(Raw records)
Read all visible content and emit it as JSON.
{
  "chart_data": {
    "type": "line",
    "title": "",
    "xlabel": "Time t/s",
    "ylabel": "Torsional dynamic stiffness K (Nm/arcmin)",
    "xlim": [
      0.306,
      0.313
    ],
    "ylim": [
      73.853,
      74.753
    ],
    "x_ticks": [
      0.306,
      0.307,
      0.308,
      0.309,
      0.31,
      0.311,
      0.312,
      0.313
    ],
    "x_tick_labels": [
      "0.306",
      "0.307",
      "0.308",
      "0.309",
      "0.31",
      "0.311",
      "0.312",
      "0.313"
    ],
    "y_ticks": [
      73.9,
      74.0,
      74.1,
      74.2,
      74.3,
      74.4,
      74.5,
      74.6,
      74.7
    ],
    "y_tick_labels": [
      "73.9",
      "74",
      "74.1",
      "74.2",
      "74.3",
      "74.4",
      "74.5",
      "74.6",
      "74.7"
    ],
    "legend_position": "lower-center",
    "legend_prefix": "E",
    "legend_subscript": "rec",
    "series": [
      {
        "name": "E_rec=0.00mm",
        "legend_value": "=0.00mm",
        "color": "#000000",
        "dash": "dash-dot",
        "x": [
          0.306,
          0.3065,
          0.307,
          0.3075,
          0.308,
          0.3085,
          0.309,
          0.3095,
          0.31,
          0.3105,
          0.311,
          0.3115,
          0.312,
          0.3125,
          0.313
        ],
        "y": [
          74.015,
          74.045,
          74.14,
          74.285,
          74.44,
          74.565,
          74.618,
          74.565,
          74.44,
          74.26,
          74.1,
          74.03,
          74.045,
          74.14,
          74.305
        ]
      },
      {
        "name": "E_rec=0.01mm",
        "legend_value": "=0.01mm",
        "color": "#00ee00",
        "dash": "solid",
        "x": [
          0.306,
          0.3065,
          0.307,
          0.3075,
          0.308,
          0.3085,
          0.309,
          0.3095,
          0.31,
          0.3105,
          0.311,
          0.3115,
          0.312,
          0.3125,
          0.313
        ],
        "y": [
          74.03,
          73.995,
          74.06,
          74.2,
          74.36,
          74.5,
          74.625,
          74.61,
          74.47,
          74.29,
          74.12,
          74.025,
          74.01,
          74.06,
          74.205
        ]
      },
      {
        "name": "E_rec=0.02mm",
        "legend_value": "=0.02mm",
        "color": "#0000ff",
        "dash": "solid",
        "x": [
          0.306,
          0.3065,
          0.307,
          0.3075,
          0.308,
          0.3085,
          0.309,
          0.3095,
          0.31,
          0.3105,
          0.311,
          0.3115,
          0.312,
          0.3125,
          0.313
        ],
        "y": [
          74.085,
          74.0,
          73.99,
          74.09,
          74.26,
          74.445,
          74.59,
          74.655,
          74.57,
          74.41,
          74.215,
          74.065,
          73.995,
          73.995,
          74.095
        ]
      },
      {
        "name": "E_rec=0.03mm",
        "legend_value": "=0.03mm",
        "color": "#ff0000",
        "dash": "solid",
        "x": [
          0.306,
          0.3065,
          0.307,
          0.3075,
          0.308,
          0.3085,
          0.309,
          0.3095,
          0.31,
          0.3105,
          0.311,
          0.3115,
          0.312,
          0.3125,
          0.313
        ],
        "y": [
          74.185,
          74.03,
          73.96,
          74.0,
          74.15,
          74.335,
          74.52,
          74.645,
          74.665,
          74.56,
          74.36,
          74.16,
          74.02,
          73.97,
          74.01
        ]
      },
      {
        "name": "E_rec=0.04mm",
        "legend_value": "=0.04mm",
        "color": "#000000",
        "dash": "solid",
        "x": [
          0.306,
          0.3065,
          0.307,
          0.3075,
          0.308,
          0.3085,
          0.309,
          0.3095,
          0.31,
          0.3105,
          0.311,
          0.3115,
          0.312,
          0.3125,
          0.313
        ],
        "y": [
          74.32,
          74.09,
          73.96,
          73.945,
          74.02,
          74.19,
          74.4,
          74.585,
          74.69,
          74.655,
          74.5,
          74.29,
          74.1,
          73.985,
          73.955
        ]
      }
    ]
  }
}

## TASK
Look through the data above. Find each line with the string "color" and copy it.

## ANSWER FOR THIS EXERCISE
        "color": "#000000",
        "color": "#00ee00",
        "color": "#0000ff",
        "color": "#ff0000",
        "color": "#000000",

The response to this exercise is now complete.